**Data records**

· · · ·

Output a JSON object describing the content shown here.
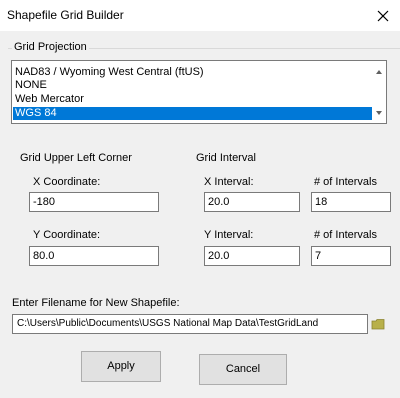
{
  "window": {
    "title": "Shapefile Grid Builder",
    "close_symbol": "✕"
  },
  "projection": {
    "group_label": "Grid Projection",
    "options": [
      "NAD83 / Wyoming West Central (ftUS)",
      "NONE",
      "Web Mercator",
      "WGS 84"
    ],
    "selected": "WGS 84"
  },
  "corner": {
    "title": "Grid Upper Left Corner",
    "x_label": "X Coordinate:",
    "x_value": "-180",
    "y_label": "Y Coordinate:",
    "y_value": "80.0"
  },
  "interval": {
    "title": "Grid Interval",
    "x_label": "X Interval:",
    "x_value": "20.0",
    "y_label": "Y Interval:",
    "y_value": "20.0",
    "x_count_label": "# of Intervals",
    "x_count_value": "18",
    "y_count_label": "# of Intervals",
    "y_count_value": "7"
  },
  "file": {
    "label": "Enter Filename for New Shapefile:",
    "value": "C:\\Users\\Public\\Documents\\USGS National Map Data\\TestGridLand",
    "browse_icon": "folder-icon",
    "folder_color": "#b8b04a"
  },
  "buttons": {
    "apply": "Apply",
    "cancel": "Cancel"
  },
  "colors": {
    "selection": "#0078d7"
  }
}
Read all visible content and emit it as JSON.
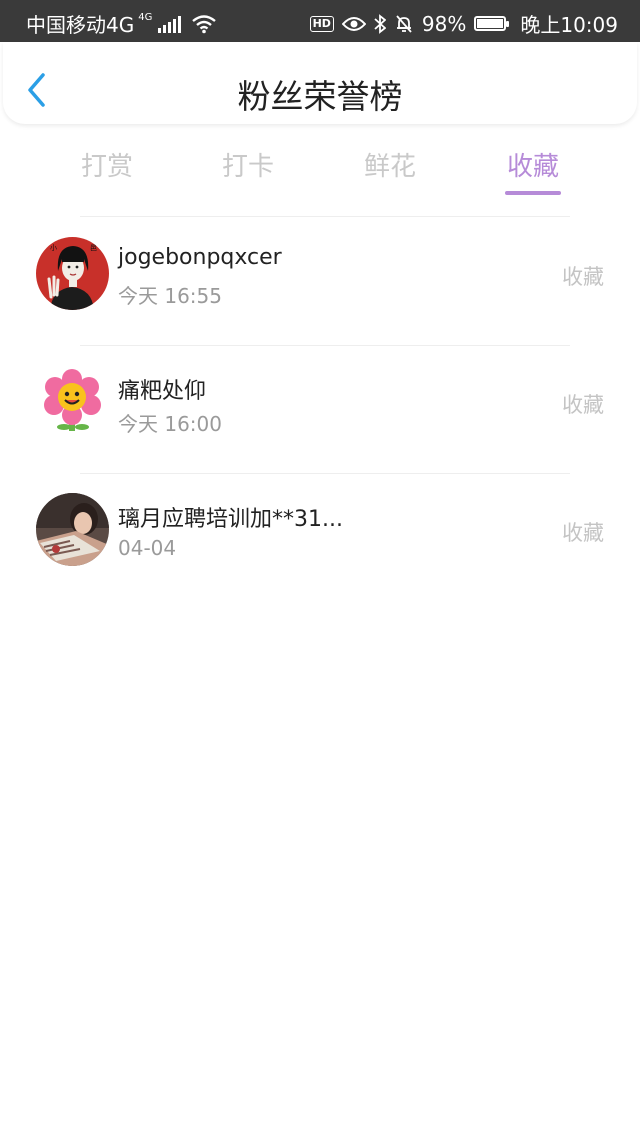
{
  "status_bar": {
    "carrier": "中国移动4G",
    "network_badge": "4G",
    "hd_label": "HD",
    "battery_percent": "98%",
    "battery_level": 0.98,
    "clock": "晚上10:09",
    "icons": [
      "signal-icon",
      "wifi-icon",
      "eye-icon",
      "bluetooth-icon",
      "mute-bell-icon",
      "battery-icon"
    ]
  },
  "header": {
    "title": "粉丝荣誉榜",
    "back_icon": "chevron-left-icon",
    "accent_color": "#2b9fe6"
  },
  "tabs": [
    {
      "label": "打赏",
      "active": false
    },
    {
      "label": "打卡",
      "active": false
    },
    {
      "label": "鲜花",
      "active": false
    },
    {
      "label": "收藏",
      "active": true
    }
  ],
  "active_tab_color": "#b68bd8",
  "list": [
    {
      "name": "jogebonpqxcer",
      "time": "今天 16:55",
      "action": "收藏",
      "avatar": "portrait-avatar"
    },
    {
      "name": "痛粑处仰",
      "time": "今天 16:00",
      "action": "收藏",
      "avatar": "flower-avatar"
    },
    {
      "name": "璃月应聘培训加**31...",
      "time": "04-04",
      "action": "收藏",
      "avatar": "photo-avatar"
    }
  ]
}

· · · ·

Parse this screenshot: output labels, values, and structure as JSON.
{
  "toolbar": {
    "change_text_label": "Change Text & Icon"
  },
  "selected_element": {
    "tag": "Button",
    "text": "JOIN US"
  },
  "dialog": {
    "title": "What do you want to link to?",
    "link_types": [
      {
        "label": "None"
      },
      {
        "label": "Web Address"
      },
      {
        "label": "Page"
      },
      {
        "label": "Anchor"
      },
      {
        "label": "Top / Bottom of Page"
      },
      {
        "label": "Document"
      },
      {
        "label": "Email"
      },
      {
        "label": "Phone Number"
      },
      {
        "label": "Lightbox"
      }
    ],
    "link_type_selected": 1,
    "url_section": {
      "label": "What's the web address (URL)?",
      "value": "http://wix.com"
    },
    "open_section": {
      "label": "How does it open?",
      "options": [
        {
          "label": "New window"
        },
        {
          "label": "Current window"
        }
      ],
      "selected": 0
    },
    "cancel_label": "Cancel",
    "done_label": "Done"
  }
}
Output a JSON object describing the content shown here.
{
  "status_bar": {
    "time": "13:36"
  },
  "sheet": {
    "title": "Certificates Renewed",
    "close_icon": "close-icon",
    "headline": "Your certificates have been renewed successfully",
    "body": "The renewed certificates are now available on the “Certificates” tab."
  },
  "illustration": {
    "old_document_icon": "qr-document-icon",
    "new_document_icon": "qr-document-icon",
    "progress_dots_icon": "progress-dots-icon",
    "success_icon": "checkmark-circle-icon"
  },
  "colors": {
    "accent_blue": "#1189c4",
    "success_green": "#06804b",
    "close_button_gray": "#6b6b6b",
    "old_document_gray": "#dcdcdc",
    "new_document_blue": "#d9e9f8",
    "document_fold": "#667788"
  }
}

· · · ·

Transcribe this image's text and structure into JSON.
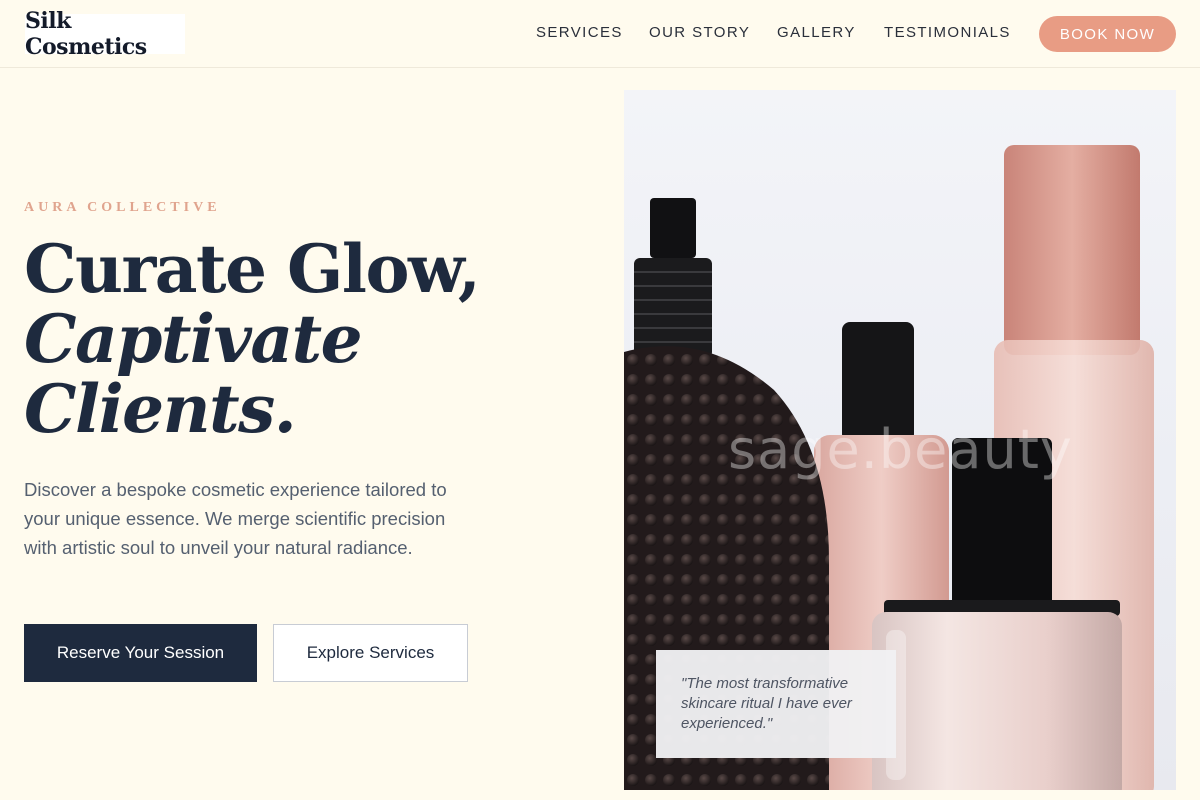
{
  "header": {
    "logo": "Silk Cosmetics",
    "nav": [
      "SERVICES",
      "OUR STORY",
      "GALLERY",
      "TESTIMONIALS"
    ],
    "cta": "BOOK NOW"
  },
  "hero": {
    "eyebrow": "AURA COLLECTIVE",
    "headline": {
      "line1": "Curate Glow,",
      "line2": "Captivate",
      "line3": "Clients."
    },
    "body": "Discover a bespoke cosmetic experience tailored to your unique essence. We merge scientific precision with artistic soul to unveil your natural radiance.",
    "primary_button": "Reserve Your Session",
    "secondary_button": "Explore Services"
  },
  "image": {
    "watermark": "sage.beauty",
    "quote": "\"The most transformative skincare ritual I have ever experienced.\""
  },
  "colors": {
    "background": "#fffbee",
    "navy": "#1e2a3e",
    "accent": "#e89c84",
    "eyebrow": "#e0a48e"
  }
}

· · · ·

**GIVEN TASK**
Using the listing above, gather each line that holds the string "time" and copy it.

**FULL OUTPUT**
      "time": "今天 16:55",
      "time": "今天 16:00",
      "time": "04-04",
    "time": "13:36"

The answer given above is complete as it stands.